▶ [Work to do]: Say how many lines of the listing below contain "parent", giving the number and nothing else.

▶ [Records for the exercise]:

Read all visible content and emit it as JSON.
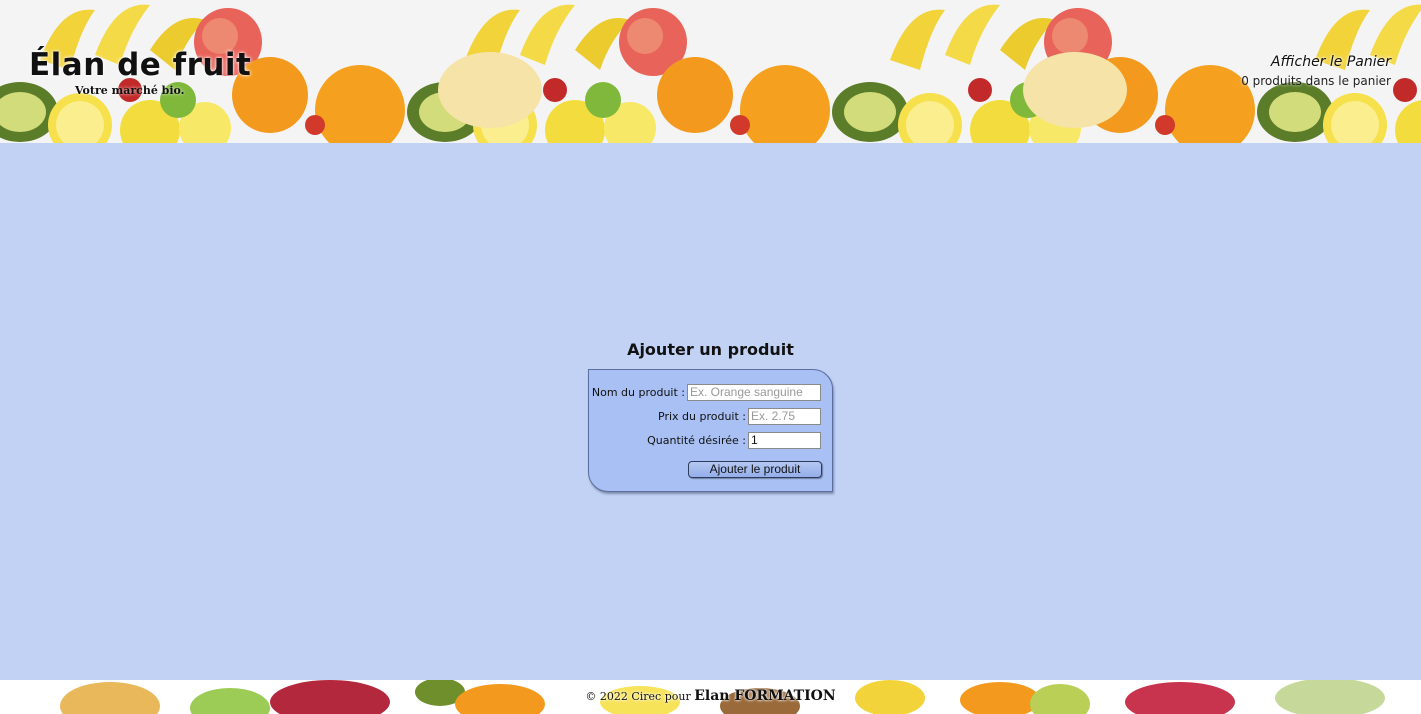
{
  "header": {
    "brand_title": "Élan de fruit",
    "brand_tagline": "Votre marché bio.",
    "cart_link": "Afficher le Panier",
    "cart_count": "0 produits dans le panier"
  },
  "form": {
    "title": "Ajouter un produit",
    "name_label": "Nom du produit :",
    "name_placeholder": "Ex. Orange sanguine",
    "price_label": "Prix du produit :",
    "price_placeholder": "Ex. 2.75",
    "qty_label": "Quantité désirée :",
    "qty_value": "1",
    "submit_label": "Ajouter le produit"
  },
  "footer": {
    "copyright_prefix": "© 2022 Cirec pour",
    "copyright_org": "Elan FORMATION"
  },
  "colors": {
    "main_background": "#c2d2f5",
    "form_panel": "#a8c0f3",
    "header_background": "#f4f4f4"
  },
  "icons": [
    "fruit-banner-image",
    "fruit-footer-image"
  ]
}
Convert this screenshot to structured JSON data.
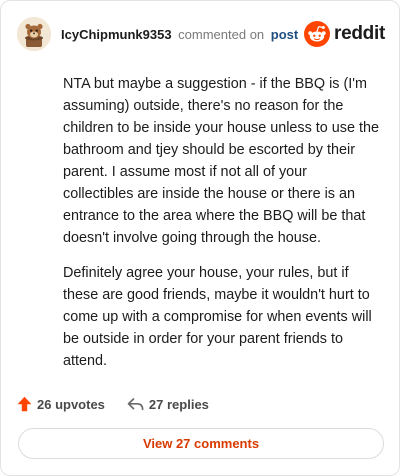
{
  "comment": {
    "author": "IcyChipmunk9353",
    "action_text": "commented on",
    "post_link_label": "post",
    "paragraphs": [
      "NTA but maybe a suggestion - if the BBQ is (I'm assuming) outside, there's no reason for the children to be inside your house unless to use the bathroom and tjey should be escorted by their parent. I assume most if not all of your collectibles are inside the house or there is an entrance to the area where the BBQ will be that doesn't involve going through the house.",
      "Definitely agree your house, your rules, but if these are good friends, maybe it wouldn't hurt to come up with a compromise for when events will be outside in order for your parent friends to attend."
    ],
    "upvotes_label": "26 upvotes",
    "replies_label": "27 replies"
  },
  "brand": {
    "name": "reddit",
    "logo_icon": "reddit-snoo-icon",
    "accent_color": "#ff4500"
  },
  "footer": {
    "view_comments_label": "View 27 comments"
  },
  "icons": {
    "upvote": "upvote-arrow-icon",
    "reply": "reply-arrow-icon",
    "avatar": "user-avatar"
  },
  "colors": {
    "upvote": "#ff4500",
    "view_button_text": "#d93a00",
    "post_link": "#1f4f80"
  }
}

---

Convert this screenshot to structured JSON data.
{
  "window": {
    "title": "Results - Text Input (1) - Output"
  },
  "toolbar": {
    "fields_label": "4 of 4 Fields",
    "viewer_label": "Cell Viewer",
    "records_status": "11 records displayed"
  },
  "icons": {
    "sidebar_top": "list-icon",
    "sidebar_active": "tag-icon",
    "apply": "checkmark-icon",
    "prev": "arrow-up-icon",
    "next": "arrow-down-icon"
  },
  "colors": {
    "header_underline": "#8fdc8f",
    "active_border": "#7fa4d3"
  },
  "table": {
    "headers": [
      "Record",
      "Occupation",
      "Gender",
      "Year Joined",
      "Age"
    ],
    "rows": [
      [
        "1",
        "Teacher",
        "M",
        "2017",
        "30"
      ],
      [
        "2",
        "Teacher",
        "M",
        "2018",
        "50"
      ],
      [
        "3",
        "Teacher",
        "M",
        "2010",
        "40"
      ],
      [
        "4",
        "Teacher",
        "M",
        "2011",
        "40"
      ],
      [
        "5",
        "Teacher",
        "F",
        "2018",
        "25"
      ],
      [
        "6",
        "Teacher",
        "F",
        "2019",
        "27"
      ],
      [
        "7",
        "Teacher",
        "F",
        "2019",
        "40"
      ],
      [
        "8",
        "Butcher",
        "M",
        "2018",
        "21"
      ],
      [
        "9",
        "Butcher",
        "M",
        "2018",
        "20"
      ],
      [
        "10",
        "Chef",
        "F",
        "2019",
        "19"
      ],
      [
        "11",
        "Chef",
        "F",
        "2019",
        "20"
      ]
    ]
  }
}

▶ [Problem solution]: 2